→ GIVEN EXERCISE 1
In the interview transcript, who do the Israeli authorities think was probably behind the bombing?
→ GIVEN EXERCISE 2
Continue the interview transcript from where it stops.

Welcome. Actually, it looks like we just got Chris McGreal, who is a
journalist with The Guardian of London in Taba. Welcome to Democracy Now!

 CHRIS McGREAL: Hello, but actually I'm not in Taba, I'm in Israel. I'm
actually in Gaza. So, but anyway.

 AMY GOODMAN: Can you tell us what you know at this point and what kind of
reaction there is there in Gaza?

 CHRIS McGREAL: Well, we know that there's about 27 people dead, Egyptians
and Israelis. Probably a bit more people than that. Some people are missing,
presumed buried under the rubble. The Israeli authorities are saying now
that they think that this is probably the work of a group associated with al
Qaeda because of the scale of the bombing, the way it was organized. It's
similar to an attack on an Israeli-owned hotel in Mombassa and to a
synagogue in Tunisia in which 21 people were killed. So their attention
right now has shifted away from any kind of Palestinian responsibility
toward al Qaeda or groups associated to it.

 AMY GOODMAN: And the reaction there?

→ MATERIAL
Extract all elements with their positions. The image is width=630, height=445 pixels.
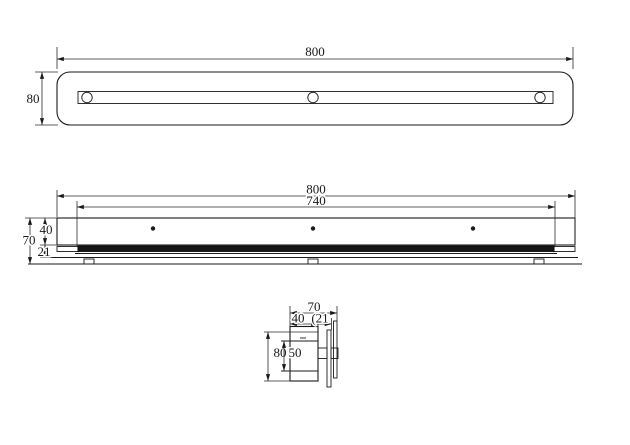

→ ANSWER 1
A group associated with al Qaeda.

→ ANSWER 2
 CHRIS McGREAL: Well, in Israel, the reaction is principally one of
resignation, I think. People are horrified, but not surprised, in the sense
that Israeli targets abroad, Israeli tourists have been targeted before. In
Gaza, there was very muted reaction. Hamas pretty swiftly said it wasn't
responsible and interestingly on the streets of Gaza City, where as in the
past when there's been the killings of significant numbers of, say, Israeli
soldiers, the mosques tend to announce it and there tends to be a certain
amount of celebration. That hadn¹t happened at all on this occasion. So,
it's been rather muted within the Palestinian territories, and there has
been quite stringent denials of any Palestinian responsibility from all
kinds of levels of Palestinian society.

 AMY GOODMAN: Chris McGreal, thanks for joining us. Chris McGreal from the
London  Guardian. Also we want to thank Tanya Reinhardt, author of
Israel/Palestinian: How to End the War of 1948, and Naseer Aruri, Professor
Emeritus of Political Science, University of Massachusetts. His book is
called Dishonest Broker: America¹s Role in Israel and Palestine. This is
Democracy Now!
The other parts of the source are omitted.